Your instructions: Lines containing the string "summary" are to be collected in full.

"""

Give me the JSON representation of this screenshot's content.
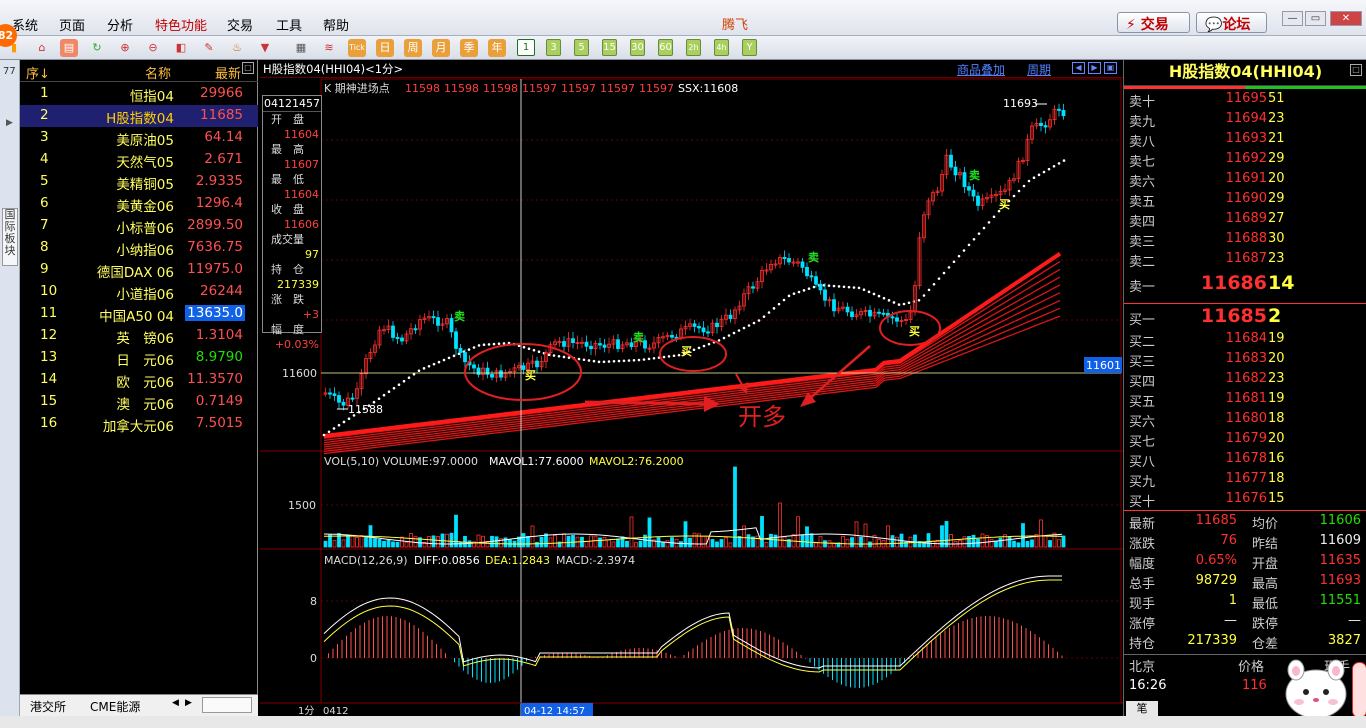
{
  "menubar": {
    "items": [
      "系统",
      "页面",
      "分析",
      "特色功能",
      "交易",
      "工具",
      "帮助"
    ],
    "app_title": "腾飞",
    "trade_button": "交易",
    "forum_button": "论坛",
    "badge": "82"
  },
  "toolbar": {
    "tick_label": "Tick",
    "period_buttons": [
      "日",
      "周",
      "月",
      "季",
      "年"
    ],
    "minute_buttons": [
      "1",
      "3",
      "5",
      "15",
      "30",
      "60",
      "2h",
      "4h",
      "Y"
    ]
  },
  "leftstrip": {
    "number": "77",
    "tab_label": "国际板块"
  },
  "list": {
    "headers": {
      "idx": "序↓",
      "name": "名称",
      "price": "最新"
    },
    "rows": [
      {
        "idx": "1",
        "name": "恒指04",
        "price": "29966"
      },
      {
        "idx": "2",
        "name": "H股指数04",
        "price": "11685"
      },
      {
        "idx": "3",
        "name": "美原油05",
        "price": "64.14"
      },
      {
        "idx": "4",
        "name": "天然气05",
        "price": "2.671"
      },
      {
        "idx": "5",
        "name": "美精铜05",
        "price": "2.9335"
      },
      {
        "idx": "6",
        "name": "美黄金06",
        "price": "1296.4"
      },
      {
        "idx": "7",
        "name": "小标普06",
        "price": "2899.50"
      },
      {
        "idx": "8",
        "name": "小纳指06",
        "price": "7636.75"
      },
      {
        "idx": "9",
        "name": "德国DAX 06",
        "price": "11975.0"
      },
      {
        "idx": "10",
        "name": "小道指06",
        "price": "26244"
      },
      {
        "idx": "11",
        "name": "中国A50 04",
        "price": "13635.0"
      },
      {
        "idx": "12",
        "name": "英　镑06",
        "price": "1.3104"
      },
      {
        "idx": "13",
        "name": "日　元06",
        "price": "8.9790"
      },
      {
        "idx": "14",
        "name": "欧　元06",
        "price": "11.3570"
      },
      {
        "idx": "15",
        "name": "澳　元06",
        "price": "0.7149"
      },
      {
        "idx": "16",
        "name": "加拿大元06",
        "price": "7.5015"
      }
    ],
    "bottom_tabs": [
      "港交所",
      "CME能源"
    ]
  },
  "chart": {
    "title": "H股指数04(HHI04)<1分>",
    "links": [
      "商品叠加",
      "周期"
    ],
    "indicator_line": "K  期神进场点",
    "indicator_values": [
      "11598",
      "11598",
      "11598",
      "11597",
      "11597",
      "11597",
      "11597"
    ],
    "ssx": "SSX:11608",
    "info_box": {
      "time": "04121457",
      "open_label": "开　盘",
      "open": "11604",
      "high_label": "最　高",
      "high": "11607",
      "low_label": "最　低",
      "low": "11604",
      "close_label": "收　盘",
      "close": "11606",
      "vol_label": "成交量",
      "vol": "97",
      "oi_label": "持　仓",
      "oi": "217339",
      "chg_label": "涨　跌",
      "chg": "+3",
      "pct_label": "幅　度",
      "pct": "+0.03%"
    },
    "price_ticks": {
      "main": "11600",
      "high": "11693",
      "low": "11588",
      "current": "11601"
    },
    "signals": {
      "sell": "卖",
      "buy": "买"
    },
    "annotation_text": "开多",
    "vol_header": {
      "label": "VOL(5,10) VOLUME:97.0000",
      "mavol1": "MAVOL1:77.6000",
      "mavol2": "MAVOL2:76.2000"
    },
    "vol_tick": "1500",
    "macd_header": {
      "label": "MACD(12,26,9)",
      "diff": "DIFF:0.0856",
      "dea": "DEA:1.2843",
      "macd": "MACD:-2.3974"
    },
    "macd_ticks": [
      "8",
      "0"
    ],
    "x_labels": {
      "left": "1分",
      "date": "0412",
      "cursor": "04-12 14:57"
    }
  },
  "quote": {
    "title": "H股指数04(HHI04)",
    "asks": [
      {
        "label": "卖十",
        "price": "11695",
        "vol": "51"
      },
      {
        "label": "卖九",
        "price": "11694",
        "vol": "23"
      },
      {
        "label": "卖八",
        "price": "11693",
        "vol": "21"
      },
      {
        "label": "卖七",
        "price": "11692",
        "vol": "29"
      },
      {
        "label": "卖六",
        "price": "11691",
        "vol": "20"
      },
      {
        "label": "卖五",
        "price": "11690",
        "vol": "29"
      },
      {
        "label": "卖四",
        "price": "11689",
        "vol": "27"
      },
      {
        "label": "卖三",
        "price": "11688",
        "vol": "30"
      },
      {
        "label": "卖二",
        "price": "11687",
        "vol": "23"
      },
      {
        "label": "卖一",
        "price": "11686",
        "vol": "14"
      }
    ],
    "bids": [
      {
        "label": "买一",
        "price": "11685",
        "vol": "2"
      },
      {
        "label": "买二",
        "price": "11684",
        "vol": "19"
      },
      {
        "label": "买三",
        "price": "11683",
        "vol": "20"
      },
      {
        "label": "买四",
        "price": "11682",
        "vol": "23"
      },
      {
        "label": "买五",
        "price": "11681",
        "vol": "19"
      },
      {
        "label": "买六",
        "price": "11680",
        "vol": "18"
      },
      {
        "label": "买七",
        "price": "11679",
        "vol": "20"
      },
      {
        "label": "买八",
        "price": "11678",
        "vol": "16"
      },
      {
        "label": "买九",
        "price": "11677",
        "vol": "18"
      },
      {
        "label": "买十",
        "price": "11676",
        "vol": "15"
      }
    ],
    "stats": [
      {
        "l1": "最新",
        "v1": "11685",
        "l2": "均价",
        "v2": "11606"
      },
      {
        "l1": "涨跌",
        "v1": "76",
        "l2": "昨结",
        "v2": "11609"
      },
      {
        "l1": "幅度",
        "v1": "0.65%",
        "l2": "开盘",
        "v2": "11635"
      },
      {
        "l1": "总手",
        "v1": "98729",
        "l2": "最高",
        "v2": "11693"
      },
      {
        "l1": "现手",
        "v1": "1",
        "l2": "最低",
        "v2": "11551"
      },
      {
        "l1": "涨停",
        "v1": "—",
        "l2": "跌停",
        "v2": "—"
      },
      {
        "l1": "持仓",
        "v1": "217339",
        "l2": "仓差",
        "v2": "3827"
      }
    ],
    "tick_header": {
      "place": "北京",
      "price": "价格",
      "now": "现手"
    },
    "tick_time": "16:26",
    "tick_price": "116",
    "tab_label": "笔"
  },
  "colors": {
    "up": "#ff3030",
    "down": "#00e0ff",
    "ma": "#ff2020",
    "sar": "#ffffff",
    "yellow": "#ffff40"
  }
}
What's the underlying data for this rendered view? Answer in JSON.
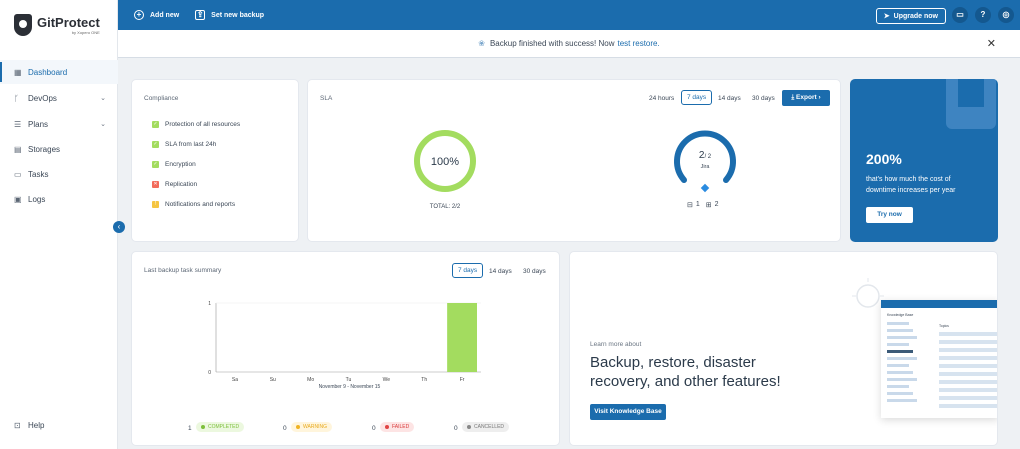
{
  "brand": {
    "name": "GitProtect",
    "sub": "by Xopero ONE"
  },
  "sidebar": {
    "items": [
      {
        "label": "Dashboard",
        "icon": "grid-icon"
      },
      {
        "label": "DevOps",
        "icon": "branch-icon"
      },
      {
        "label": "Plans",
        "icon": "list-icon"
      },
      {
        "label": "Storages",
        "icon": "database-icon"
      },
      {
        "label": "Tasks",
        "icon": "tasks-icon"
      },
      {
        "label": "Logs",
        "icon": "logs-icon"
      }
    ],
    "help": "Help"
  },
  "topbar": {
    "add_new": "Add new",
    "set_backup": "Set new backup",
    "upgrade": "Upgrade now"
  },
  "banner": {
    "text": "Backup finished with success! Now",
    "link": "test restore."
  },
  "compliance": {
    "title": "Compliance",
    "items": [
      {
        "label": "Protection of all resources",
        "state": "ok"
      },
      {
        "label": "SLA from last 24h",
        "state": "ok"
      },
      {
        "label": "Encryption",
        "state": "ok"
      },
      {
        "label": "Replication",
        "state": "fail"
      },
      {
        "label": "Notifications and reports",
        "state": "warn"
      }
    ]
  },
  "sla": {
    "title": "SLA",
    "ranges": [
      "24 hours",
      "7 days",
      "14 days",
      "30 days"
    ],
    "selected": "7 days",
    "export": "Export",
    "percent": "100%",
    "percent_value": 100,
    "total": "TOTAL: 2/2",
    "jira": {
      "value": "2",
      "of": "/ 2",
      "name": "Jira",
      "fraction": 1,
      "count_a": "1",
      "count_b": "2"
    }
  },
  "promo": {
    "big": "200%",
    "text": "that's how much the cost of downtime increases per year",
    "button": "Try now"
  },
  "summary": {
    "title": "Last backup task summary",
    "ranges": [
      "7 days",
      "14 days",
      "30 days"
    ],
    "selected": "7 days",
    "period": "November 9 - November 15",
    "stats": [
      {
        "count": "1",
        "label": "COMPLETED"
      },
      {
        "count": "0",
        "label": "WARNING"
      },
      {
        "count": "0",
        "label": "FAILED"
      },
      {
        "count": "0",
        "label": "CANCELLED"
      }
    ]
  },
  "chart_data": {
    "type": "bar",
    "categories": [
      "Sa",
      "Su",
      "Mo",
      "Tu",
      "We",
      "Th",
      "Fr"
    ],
    "values": [
      0,
      0,
      0,
      0,
      0,
      0,
      1
    ],
    "ylim": [
      0,
      1
    ],
    "yticks": [
      "0",
      "1"
    ],
    "xlabel": "November 9 - November 15",
    "color": "#a3dc5f"
  },
  "kb": {
    "small": "Learn more about",
    "headline": "Backup, restore, disaster recovery, and other features!",
    "button": "Visit Knowledge Base",
    "mock_left": "Knowledge Base",
    "mock_right": "Topics"
  },
  "colors": {
    "primary": "#1b6cad",
    "green": "#a3dc5f"
  }
}
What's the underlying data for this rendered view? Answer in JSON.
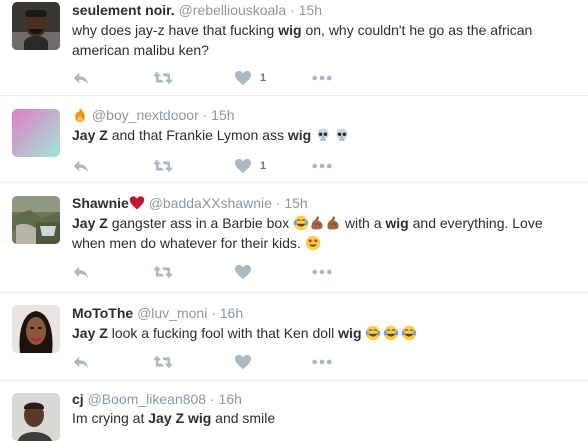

"""

Answer to the problem:
  "summary": {
    "title": "Last backup task summary",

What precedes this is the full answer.